# Problem statement
Gather up every line from the entries below that uses the word "acerca".

# The input
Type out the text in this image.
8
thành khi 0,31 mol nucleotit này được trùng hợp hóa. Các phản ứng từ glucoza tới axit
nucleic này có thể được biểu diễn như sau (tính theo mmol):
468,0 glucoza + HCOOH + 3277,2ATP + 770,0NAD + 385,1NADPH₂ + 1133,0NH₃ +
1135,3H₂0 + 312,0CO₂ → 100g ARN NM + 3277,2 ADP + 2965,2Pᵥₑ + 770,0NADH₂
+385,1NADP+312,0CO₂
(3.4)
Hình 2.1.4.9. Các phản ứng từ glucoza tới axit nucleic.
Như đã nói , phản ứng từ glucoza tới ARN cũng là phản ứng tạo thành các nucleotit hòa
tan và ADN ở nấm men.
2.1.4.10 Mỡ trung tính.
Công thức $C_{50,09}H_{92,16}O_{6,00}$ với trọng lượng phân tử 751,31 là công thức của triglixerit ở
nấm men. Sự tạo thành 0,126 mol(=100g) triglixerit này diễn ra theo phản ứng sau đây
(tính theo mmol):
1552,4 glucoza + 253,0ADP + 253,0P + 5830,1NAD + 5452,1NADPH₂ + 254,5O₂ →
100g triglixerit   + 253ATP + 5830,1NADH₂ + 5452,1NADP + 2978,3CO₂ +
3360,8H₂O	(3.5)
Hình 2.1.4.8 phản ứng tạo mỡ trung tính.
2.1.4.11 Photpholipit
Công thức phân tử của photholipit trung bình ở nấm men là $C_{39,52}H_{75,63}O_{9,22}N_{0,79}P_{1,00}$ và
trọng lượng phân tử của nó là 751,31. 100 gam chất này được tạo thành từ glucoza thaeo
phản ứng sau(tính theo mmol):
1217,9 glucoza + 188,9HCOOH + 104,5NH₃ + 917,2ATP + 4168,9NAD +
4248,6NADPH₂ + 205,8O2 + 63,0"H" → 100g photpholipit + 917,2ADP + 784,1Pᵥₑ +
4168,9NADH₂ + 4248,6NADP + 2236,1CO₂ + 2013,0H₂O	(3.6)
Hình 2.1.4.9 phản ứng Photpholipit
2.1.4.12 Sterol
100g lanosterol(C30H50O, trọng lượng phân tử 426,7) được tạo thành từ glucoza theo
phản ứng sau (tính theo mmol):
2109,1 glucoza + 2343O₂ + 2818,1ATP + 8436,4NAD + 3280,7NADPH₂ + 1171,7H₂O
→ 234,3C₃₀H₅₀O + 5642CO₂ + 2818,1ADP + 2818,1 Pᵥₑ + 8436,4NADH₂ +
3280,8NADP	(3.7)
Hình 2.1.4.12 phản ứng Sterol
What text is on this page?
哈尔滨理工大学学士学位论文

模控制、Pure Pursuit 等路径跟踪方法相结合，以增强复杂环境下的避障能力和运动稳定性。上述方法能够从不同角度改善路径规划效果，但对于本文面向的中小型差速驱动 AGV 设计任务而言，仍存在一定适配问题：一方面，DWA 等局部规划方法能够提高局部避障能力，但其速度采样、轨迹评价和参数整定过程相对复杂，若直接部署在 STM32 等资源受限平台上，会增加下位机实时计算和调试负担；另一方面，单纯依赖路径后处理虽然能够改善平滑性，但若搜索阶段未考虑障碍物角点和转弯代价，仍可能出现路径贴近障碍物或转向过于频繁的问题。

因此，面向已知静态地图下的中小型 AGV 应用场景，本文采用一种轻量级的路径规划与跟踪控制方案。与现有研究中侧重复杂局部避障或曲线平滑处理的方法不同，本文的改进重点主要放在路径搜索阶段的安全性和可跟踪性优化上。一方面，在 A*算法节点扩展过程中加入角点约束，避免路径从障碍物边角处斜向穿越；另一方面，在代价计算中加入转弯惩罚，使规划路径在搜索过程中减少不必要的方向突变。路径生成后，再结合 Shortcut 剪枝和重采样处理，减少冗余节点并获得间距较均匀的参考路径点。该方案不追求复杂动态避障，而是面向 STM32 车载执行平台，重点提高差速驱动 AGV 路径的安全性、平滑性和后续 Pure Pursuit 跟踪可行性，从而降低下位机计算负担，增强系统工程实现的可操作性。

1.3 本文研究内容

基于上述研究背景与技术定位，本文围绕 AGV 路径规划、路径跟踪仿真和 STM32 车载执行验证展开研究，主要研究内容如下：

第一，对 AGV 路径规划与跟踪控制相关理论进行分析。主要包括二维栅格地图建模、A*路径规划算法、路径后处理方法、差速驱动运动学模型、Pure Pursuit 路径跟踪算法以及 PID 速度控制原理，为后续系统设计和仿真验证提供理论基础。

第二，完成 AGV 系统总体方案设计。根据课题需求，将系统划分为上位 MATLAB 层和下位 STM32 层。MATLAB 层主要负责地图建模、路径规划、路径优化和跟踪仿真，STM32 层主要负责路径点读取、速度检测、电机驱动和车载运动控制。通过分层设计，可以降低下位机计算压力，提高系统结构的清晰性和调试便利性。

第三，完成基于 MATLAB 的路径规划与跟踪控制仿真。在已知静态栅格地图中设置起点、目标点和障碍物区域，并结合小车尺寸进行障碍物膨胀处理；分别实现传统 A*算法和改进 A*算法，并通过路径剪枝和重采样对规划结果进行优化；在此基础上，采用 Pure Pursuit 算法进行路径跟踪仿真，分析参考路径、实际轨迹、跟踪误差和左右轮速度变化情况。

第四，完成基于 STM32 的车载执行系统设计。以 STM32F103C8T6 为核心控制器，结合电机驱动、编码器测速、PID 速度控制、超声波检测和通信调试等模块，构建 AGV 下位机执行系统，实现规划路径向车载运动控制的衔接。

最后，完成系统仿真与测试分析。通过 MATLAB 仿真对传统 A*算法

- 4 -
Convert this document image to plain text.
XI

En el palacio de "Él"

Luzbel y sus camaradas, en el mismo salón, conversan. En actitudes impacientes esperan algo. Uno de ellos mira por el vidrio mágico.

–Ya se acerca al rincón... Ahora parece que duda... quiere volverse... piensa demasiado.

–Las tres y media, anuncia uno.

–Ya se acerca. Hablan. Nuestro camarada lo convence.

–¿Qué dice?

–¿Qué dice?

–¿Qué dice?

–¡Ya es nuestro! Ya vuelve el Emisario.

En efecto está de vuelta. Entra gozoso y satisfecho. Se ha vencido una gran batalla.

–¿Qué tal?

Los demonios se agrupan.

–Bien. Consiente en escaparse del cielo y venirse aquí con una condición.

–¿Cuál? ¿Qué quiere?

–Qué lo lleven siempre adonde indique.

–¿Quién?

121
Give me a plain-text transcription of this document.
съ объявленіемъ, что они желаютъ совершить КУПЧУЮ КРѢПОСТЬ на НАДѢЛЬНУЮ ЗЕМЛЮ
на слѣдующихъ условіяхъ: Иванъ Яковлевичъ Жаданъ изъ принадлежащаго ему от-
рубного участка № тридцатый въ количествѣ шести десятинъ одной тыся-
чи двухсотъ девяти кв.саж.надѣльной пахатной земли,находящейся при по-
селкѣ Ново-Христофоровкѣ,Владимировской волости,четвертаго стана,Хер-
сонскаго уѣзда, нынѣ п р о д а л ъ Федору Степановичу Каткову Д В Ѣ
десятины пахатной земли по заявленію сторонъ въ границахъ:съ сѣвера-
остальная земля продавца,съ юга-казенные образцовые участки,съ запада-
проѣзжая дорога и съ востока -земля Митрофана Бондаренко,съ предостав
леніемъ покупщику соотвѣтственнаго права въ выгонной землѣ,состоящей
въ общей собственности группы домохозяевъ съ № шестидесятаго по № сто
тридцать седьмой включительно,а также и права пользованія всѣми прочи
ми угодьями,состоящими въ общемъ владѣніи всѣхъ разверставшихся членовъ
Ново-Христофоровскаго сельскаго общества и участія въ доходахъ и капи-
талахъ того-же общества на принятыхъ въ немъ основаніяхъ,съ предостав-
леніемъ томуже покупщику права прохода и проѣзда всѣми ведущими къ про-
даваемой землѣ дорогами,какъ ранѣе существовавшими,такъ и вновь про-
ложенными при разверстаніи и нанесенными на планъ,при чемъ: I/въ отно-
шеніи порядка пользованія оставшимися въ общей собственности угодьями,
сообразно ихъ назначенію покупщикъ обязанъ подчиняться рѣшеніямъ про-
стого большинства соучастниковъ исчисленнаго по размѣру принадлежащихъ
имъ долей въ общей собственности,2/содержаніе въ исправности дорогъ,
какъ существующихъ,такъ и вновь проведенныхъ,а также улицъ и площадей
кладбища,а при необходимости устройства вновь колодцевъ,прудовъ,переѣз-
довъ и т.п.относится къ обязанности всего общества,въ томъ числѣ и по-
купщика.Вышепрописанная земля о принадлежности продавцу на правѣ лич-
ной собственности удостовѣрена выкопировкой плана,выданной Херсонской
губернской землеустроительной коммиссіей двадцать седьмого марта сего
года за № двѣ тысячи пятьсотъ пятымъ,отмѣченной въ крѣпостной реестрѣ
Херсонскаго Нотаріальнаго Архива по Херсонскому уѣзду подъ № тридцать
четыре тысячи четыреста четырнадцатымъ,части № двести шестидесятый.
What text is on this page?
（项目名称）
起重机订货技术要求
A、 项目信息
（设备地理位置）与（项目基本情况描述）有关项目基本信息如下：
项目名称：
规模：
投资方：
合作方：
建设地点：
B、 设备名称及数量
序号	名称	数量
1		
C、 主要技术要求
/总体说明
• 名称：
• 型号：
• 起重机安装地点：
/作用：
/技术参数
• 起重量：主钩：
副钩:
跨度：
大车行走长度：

# Output
–Ya se acerca al rincón... Ahora parece que duda... quiere volverse... piensa demasiado.
–Ya se acerca. Hablan. Nuestro camarada lo convence.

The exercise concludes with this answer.